Passage to read —
Daily Archives: October 22, 2011

Top 10 Halloween Films #10 Interview with the Vampire


“God kills indiscriminately. And so shall we.”

And so we begin with the top 10 Halloween movies….

Interview with the Vampire is a classic film of vampires. And although I think this did begin some of the trends of having whiny sparkling vampires. But the morose vampires that Louis and Armand are still not the spineless wimps vampires have become. They may be honing their brooding skills to a fine art (of course as a precursor to Angel they’re amateurs at brooding) but they can also engage in vicious acts of hatred and destruction. These are still vampires that can kill and will do so. Pitt’s Louis does so out of need and vengeance and can be very cold about it. Banderas’ Armand even more horrifically does it because he finds it an amusement to put on shows because he’s bored with his near eternal life.

Listed entries —
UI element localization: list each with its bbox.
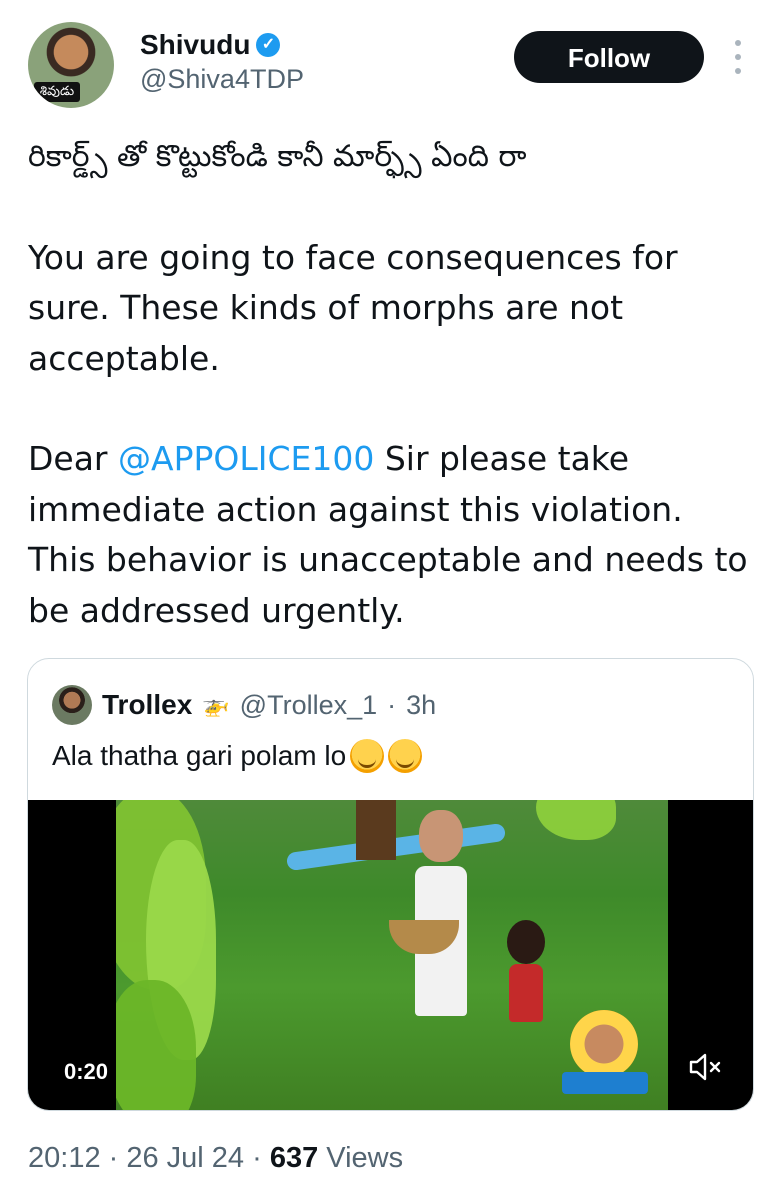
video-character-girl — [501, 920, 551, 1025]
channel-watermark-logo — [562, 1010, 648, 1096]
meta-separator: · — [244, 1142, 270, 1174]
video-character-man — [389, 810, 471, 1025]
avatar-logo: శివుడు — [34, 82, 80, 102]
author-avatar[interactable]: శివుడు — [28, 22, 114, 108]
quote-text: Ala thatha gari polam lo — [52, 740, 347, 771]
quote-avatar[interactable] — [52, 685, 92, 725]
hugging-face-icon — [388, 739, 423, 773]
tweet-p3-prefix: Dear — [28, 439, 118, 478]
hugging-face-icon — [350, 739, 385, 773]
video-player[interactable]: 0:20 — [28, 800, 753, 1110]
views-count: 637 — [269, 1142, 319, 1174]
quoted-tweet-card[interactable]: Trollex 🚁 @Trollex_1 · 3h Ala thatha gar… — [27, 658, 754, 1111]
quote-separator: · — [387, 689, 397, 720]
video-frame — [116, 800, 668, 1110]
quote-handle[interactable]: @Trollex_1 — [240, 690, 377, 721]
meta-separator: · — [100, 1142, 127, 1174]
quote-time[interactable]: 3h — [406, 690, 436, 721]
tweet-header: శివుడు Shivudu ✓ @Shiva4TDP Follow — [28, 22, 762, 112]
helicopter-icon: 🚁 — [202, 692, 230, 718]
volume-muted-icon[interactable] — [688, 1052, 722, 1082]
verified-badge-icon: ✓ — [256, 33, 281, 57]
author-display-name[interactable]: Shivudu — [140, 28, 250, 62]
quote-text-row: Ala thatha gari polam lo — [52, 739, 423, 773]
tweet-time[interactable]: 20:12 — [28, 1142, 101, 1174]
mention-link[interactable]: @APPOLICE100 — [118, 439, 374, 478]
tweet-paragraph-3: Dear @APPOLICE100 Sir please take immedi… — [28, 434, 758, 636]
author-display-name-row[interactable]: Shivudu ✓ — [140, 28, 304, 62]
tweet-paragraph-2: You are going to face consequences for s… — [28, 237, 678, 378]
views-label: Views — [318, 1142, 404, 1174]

Direction 1 — According to the Interview with the Vampire post, why does Banderas' Armand kill?
Direction 2 — In the Interview with the Vampire post, list every proper name of a person or character in the paragraph that begins "Interview with the Vampire is a classic film".
Direction 3 — Continue the Interview with the Vampire post from the point where it stops.

Written answer 1 — He finds it an amusement to put on shows because he's bored with his near eternal life.

Written answer 2 — Louis, Armand, Angel, Pitt, Banderas

Written answer 3 —
Evil with a capital E

And of course there is Lestat. In this version (the Lestat of book The Vampire Lestat is a very different character) Lestat is something you very seldom see in literature: evil for the sake of evil. He’s not a psychotic or a psychopath who doesn’t quite grasp the difference between good and evil. He’s not a sociopath who just doesn’t care. He’s not on a vengeance kick feeling that if he has to suffer then everyone has to suffer. He’s not even really bored. No, he knows he’s evil, he knows good from evil, and it’s not that he doesn’t care; it’s that he delights in being evil. Iago, Ledger’s Joker, Dracula (in the original novel and The Historian), it’s a short list. Knowingly willing evil for the sake of evil. It’s a horrific thought and thankfully something I’m convinced exists only in fiction. But an instructive one to show us what we are not and should not be. It’s all of our worst qualities stripped of all our best qualities, our egos given free reign of madness and evil. Few things are as frightening. (Although even Cruise’s Lestat falls short sometimes of the pure villainy with which Louis imaged him, as when he mentions it’s easier to kill the guilty and his constant complaining about having not being given a choice when he became a vampire).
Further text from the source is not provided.